## PROBLEM STATEMENT
Write out the data below exactly as given, without any of its pictures.

--- begin LISTING ---

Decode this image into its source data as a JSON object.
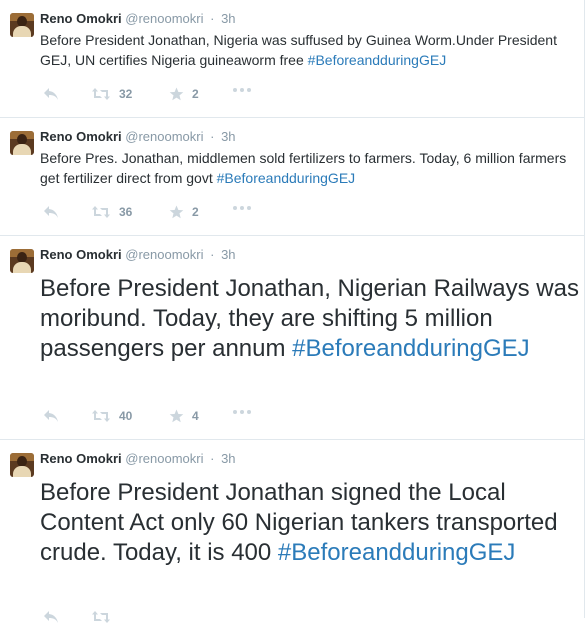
{
  "tweets": [
    {
      "name": "Reno Omokri",
      "handle": "@renoomokri",
      "time": "3h",
      "text_before": "Before President Jonathan, Nigeria was suffused by Guinea Worm.Under President GEJ, UN certifies Nigeria guineaworm free ",
      "hashtag": "#BeforeandduringGEJ",
      "retweets": "32",
      "favorites": "2"
    },
    {
      "name": "Reno Omokri",
      "handle": "@renoomokri",
      "time": "3h",
      "text_before": "Before Pres. Jonathan, middlemen sold fertilizers to farmers. Today, 6 million farmers get fertilizer direct from govt ",
      "hashtag": "#BeforeandduringGEJ",
      "retweets": "36",
      "favorites": "2"
    },
    {
      "name": "Reno Omokri",
      "handle": "@renoomokri",
      "time": "3h",
      "text_before": "Before President Jonathan, Nigerian Railways was moribund. Today, they are shifting 5 million passengers per annum ",
      "hashtag": "#BeforeandduringGEJ",
      "retweets": "40",
      "favorites": "4"
    },
    {
      "name": "Reno Omokri",
      "handle": "@renoomokri",
      "time": "3h",
      "text_before": "Before President Jonathan signed the Local Content Act only 60 Nigerian tankers transported crude. Today, it is 400 ",
      "hashtag": "#BeforeandduringGEJ",
      "retweets": "",
      "favorites": ""
    }
  ],
  "separator": "·",
  "icons": {
    "reply": "reply-icon",
    "retweet": "retweet-icon",
    "favorite": "star-icon",
    "more": "more-icon"
  },
  "colors": {
    "hashtag": "#2b7bb9",
    "muted": "#8899a6",
    "text": "#292f33",
    "divider": "#e1e8ed"
  }
}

--- end LISTING ---

## EXERCISE ANSWER
Decode this image into its source data as a JSON object.
{
  "tweets": [
    {
      "name": "Reno Omokri",
      "handle": "@renoomokri",
      "time": "3h",
      "text_before": "Before President Jonathan, Nigeria was suffused by Guinea Worm.Under President GEJ, UN certifies Nigeria guineaworm free ",
      "hashtag": "#BeforeandduringGEJ",
      "retweets": "32",
      "favorites": "2"
    },
    {
      "name": "Reno Omokri",
      "handle": "@renoomokri",
      "time": "3h",
      "text_before": "Before Pres. Jonathan, middlemen sold fertilizers to farmers. Today, 6 million farmers get fertilizer direct from govt ",
      "hashtag": "#BeforeandduringGEJ",
      "retweets": "36",
      "favorites": "2"
    },
    {
      "name": "Reno Omokri",
      "handle": "@renoomokri",
      "time": "3h",
      "text_before": "Before President Jonathan, Nigerian Railways was moribund. Today, they are shifting 5 million passengers per annum ",
      "hashtag": "#BeforeandduringGEJ",
      "retweets": "40",
      "favorites": "4"
    },
    {
      "name": "Reno Omokri",
      "handle": "@renoomokri",
      "time": "3h",
      "text_before": "Before President Jonathan signed the Local Content Act only 60 Nigerian tankers transported crude. Today, it is 400 ",
      "hashtag": "#BeforeandduringGEJ",
      "retweets": "",
      "favorites": ""
    }
  ],
  "separator": "·",
  "icons": {
    "reply": "reply-icon",
    "retweet": "retweet-icon",
    "favorite": "star-icon",
    "more": "more-icon"
  },
  "colors": {
    "hashtag": "#2b7bb9",
    "muted": "#8899a6",
    "text": "#292f33",
    "divider": "#e1e8ed"
  }
}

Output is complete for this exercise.